Task requirements: Within the records below, find each line that holds the string "this", then copy it.

(Data records)

• • • •

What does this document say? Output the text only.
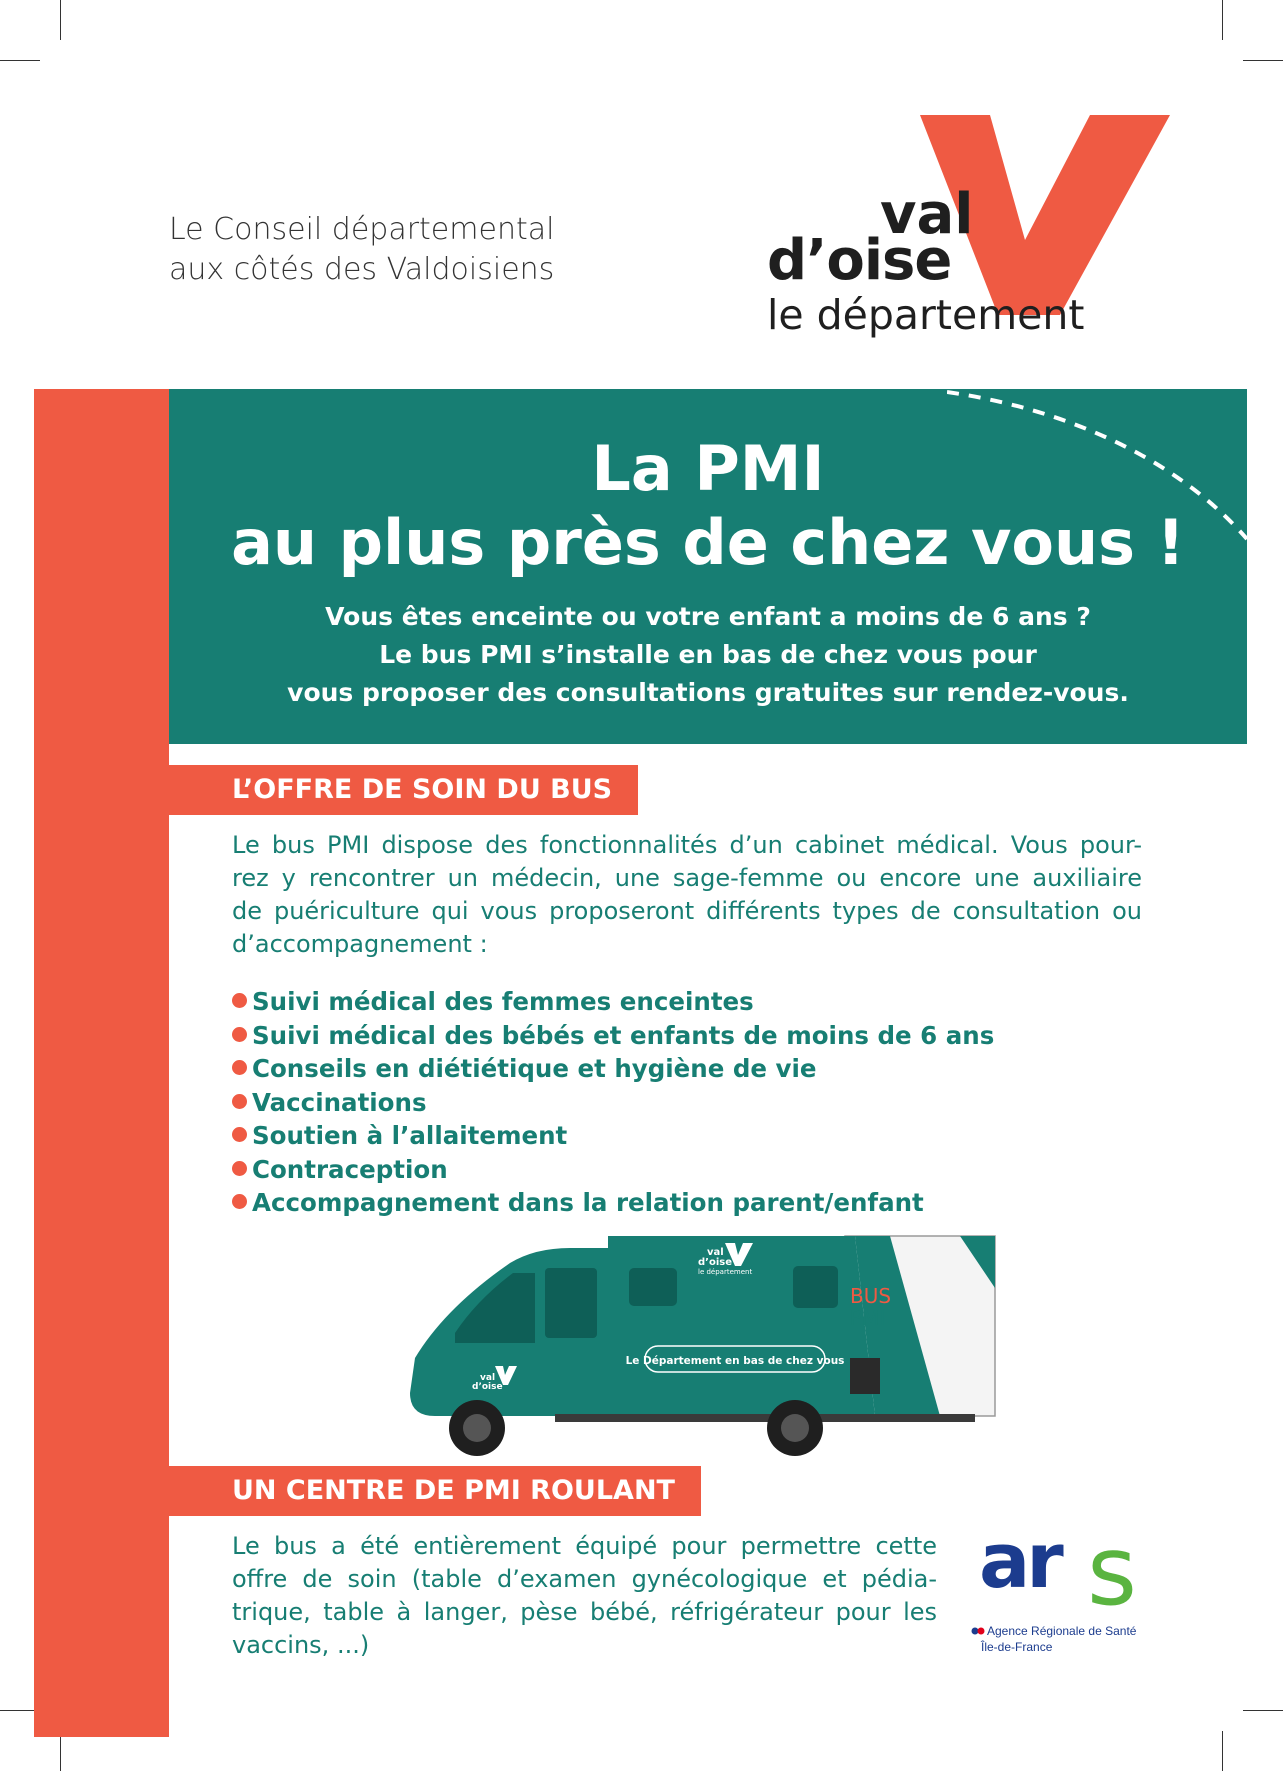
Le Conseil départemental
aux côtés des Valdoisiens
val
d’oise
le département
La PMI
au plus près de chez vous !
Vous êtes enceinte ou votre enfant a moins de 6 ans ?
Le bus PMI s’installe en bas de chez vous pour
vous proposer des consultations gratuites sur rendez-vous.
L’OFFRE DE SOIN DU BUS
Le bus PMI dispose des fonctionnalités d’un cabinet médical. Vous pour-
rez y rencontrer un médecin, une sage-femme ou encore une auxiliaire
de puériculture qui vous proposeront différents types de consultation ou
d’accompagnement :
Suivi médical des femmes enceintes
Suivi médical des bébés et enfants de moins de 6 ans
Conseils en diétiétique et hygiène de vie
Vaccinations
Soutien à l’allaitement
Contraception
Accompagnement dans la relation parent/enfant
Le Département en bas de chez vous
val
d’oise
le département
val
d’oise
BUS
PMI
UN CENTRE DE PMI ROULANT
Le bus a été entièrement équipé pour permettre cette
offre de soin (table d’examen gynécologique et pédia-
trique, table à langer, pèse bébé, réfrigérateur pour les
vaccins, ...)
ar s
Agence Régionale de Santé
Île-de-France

• • • •

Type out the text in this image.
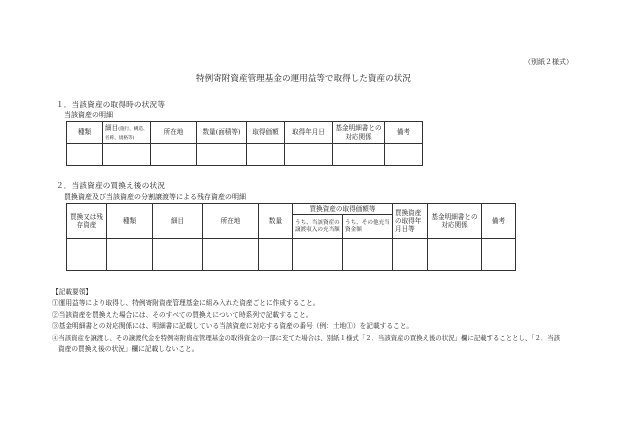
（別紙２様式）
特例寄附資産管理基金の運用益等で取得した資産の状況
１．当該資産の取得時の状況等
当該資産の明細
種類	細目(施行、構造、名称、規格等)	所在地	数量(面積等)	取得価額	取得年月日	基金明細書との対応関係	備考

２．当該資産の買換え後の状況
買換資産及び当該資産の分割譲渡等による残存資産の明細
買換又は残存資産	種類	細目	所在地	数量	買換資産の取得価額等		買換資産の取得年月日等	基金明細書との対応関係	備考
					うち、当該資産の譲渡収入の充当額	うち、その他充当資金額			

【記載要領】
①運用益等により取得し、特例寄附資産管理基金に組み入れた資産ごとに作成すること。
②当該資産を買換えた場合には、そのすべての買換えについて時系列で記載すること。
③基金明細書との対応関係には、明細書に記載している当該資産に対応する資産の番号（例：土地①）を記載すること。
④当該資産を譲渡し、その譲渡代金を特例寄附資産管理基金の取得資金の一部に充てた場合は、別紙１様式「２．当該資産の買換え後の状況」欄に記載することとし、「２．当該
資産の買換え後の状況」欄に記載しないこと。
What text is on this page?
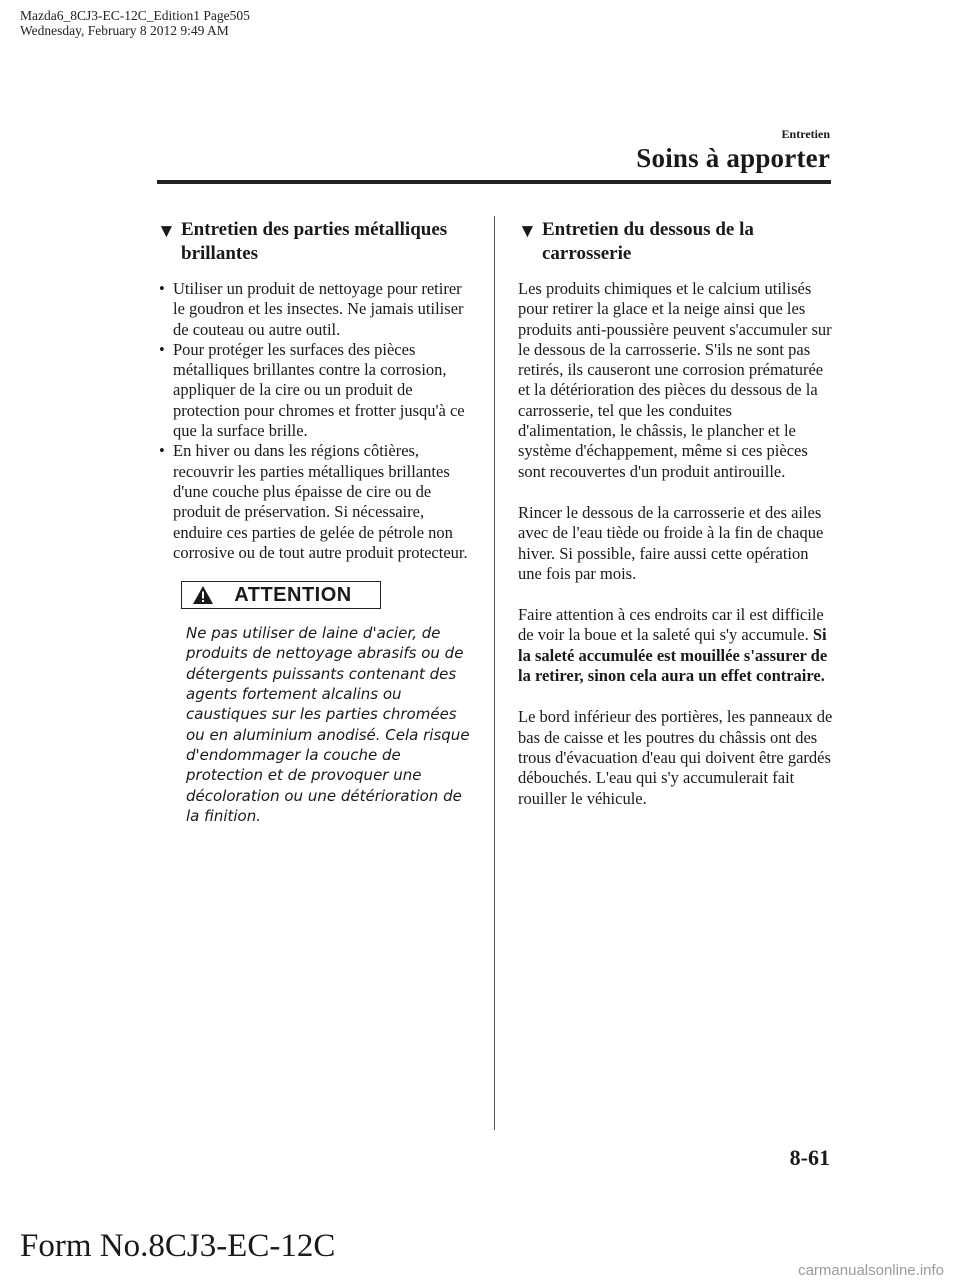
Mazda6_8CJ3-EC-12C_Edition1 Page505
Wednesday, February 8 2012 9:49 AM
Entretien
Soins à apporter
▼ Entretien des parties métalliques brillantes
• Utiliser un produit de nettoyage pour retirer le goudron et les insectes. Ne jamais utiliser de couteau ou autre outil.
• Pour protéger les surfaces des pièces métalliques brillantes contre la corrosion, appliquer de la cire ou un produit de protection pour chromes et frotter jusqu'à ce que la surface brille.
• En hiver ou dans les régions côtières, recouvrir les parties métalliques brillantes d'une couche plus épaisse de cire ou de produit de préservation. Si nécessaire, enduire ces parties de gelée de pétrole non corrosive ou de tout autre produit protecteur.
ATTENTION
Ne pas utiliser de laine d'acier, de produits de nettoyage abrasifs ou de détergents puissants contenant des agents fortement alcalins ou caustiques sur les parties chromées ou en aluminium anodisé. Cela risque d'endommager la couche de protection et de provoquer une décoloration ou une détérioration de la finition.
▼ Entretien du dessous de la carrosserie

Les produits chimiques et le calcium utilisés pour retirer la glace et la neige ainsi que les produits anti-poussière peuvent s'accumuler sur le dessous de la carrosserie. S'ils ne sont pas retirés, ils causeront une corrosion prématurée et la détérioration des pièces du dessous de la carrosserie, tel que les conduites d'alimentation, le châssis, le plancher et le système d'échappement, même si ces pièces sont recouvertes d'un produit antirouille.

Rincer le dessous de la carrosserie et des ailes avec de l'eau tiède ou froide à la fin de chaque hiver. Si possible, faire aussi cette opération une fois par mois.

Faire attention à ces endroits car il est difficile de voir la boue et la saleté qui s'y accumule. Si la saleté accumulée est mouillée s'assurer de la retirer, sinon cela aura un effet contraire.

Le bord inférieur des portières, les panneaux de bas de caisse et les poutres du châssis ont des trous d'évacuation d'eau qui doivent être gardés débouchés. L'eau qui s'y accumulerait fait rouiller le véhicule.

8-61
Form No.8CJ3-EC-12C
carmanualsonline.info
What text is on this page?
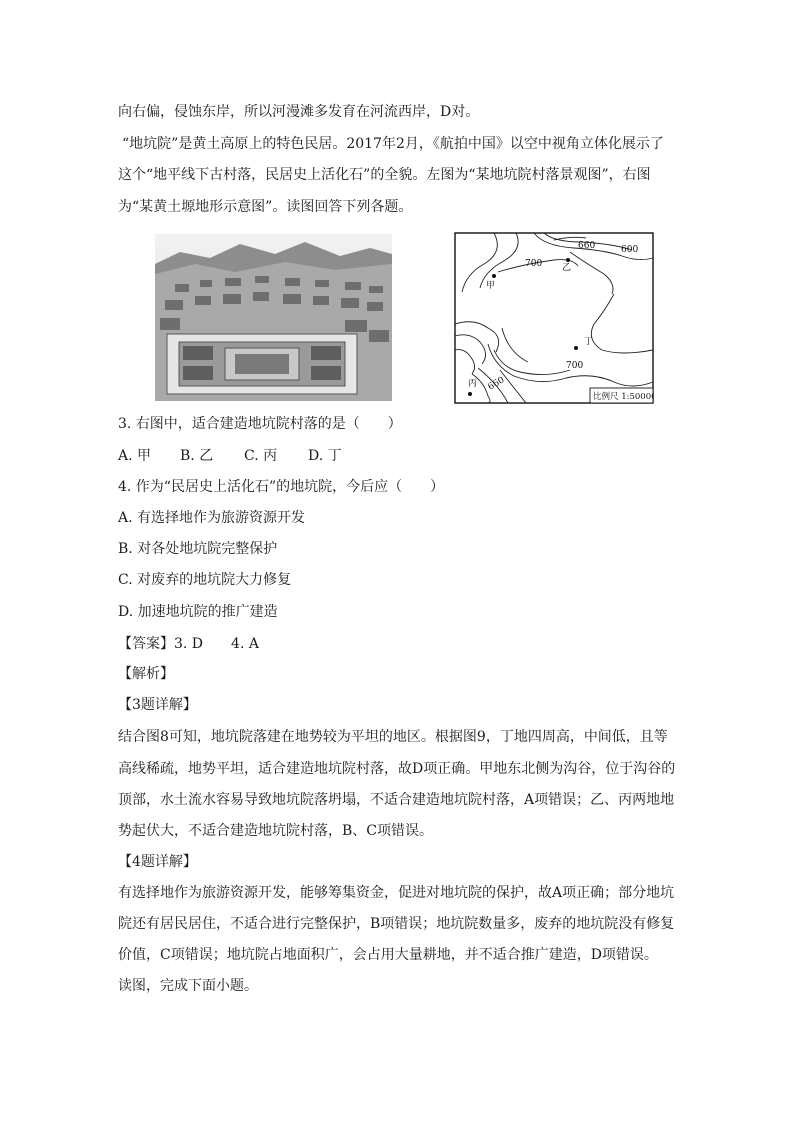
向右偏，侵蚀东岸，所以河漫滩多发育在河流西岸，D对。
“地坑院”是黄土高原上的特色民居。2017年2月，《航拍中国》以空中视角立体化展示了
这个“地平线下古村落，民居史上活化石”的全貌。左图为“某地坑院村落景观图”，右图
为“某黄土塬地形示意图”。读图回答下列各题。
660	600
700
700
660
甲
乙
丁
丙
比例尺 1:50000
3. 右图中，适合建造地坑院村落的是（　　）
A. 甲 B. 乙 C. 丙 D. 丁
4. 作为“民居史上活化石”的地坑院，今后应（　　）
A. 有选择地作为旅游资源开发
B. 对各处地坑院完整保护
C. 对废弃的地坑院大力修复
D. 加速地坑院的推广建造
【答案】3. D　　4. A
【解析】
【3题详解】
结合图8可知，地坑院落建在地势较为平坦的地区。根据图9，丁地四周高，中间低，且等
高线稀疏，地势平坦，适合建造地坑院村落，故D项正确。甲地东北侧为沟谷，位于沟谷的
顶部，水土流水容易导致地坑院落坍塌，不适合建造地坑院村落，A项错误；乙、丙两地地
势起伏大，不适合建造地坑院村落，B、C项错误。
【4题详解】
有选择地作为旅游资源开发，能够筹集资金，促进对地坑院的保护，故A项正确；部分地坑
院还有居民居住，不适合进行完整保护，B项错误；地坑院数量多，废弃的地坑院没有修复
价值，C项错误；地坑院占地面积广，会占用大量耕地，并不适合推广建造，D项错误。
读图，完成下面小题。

• • • •

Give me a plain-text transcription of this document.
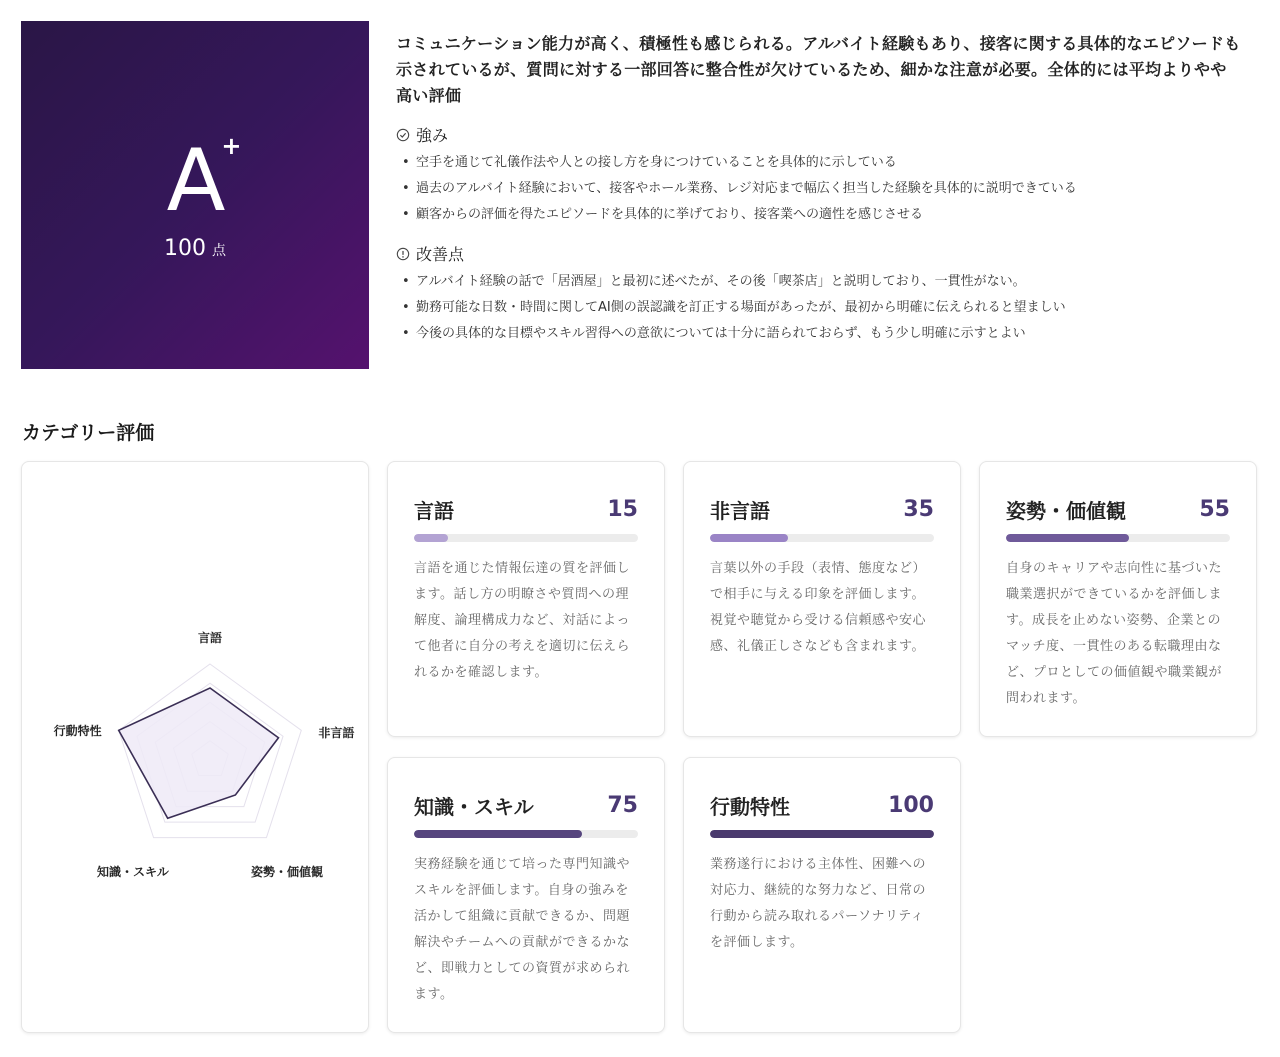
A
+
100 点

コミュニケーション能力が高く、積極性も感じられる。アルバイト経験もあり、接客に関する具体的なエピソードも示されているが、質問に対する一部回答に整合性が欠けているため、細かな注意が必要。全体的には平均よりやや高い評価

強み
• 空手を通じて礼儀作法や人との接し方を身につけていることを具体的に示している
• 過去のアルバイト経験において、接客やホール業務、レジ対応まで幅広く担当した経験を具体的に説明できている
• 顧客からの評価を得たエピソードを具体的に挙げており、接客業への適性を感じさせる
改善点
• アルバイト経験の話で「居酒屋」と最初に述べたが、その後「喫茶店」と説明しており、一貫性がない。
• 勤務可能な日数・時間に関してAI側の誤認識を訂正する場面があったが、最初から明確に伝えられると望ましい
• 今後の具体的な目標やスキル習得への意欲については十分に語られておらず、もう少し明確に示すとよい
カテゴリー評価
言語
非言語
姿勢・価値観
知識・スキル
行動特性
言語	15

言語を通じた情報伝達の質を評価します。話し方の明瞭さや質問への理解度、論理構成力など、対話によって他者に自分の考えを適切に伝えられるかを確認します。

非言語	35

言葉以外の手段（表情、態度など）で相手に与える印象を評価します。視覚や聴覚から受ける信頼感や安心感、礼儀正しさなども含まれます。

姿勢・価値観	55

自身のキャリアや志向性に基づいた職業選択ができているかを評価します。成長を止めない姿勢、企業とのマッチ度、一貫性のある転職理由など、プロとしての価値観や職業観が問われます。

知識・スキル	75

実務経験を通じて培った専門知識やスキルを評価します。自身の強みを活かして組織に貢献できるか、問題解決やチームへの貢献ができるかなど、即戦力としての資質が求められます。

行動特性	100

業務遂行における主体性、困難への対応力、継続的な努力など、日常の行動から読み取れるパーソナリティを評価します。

• • • •

Solved problem:
What does this document say? Output the text only.
Type out the text in this image.
What text is on this page?
What text is on this page?
Give me a plain-text transcription of this document.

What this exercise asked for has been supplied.